Exercise objective: From the listing below, pull out the lines that hold "ffffff".

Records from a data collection
---------------
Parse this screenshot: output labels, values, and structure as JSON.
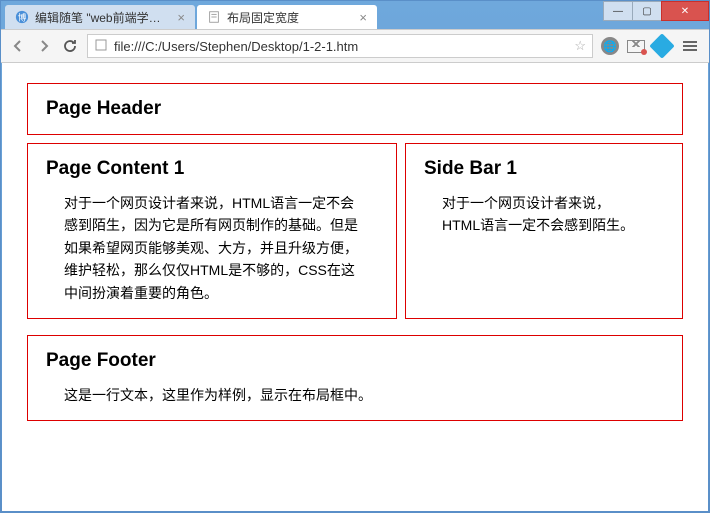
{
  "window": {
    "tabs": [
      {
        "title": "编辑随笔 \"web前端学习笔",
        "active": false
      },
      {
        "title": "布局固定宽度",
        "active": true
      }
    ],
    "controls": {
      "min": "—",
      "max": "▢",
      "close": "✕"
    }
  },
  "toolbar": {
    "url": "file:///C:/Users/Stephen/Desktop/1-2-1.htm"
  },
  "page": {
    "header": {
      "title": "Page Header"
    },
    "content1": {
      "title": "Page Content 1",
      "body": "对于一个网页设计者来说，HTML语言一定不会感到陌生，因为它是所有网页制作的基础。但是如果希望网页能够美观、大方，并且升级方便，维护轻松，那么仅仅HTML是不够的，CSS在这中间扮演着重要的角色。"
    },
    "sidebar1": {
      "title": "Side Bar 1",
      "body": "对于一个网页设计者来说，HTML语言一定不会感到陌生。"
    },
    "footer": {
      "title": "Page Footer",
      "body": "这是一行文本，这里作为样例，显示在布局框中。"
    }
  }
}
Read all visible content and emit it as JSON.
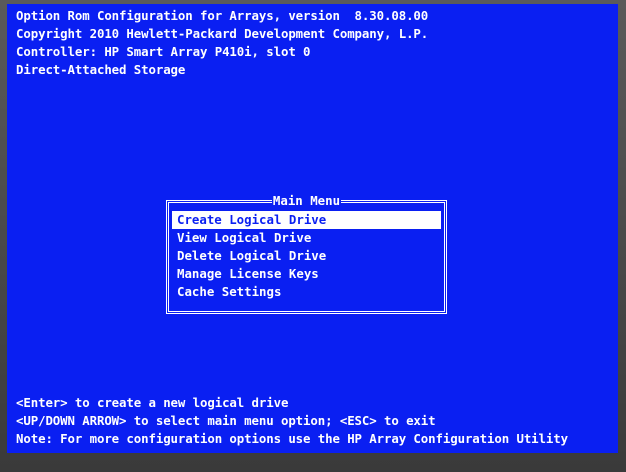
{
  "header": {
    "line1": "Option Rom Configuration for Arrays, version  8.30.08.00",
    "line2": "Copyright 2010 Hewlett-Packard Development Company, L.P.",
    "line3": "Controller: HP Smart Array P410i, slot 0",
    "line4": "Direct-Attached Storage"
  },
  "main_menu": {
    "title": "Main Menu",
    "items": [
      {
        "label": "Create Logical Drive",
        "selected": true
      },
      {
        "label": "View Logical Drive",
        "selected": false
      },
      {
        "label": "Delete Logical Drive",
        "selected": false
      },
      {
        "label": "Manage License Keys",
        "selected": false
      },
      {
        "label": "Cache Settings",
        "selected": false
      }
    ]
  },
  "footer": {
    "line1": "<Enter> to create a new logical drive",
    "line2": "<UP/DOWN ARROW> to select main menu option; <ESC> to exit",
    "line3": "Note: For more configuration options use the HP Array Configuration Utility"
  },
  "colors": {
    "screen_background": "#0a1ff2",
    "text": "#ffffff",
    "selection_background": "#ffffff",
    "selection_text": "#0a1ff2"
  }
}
---------------
Exercise answer:
    "text": "#ffffff",
    "selection_background": "#ffffff",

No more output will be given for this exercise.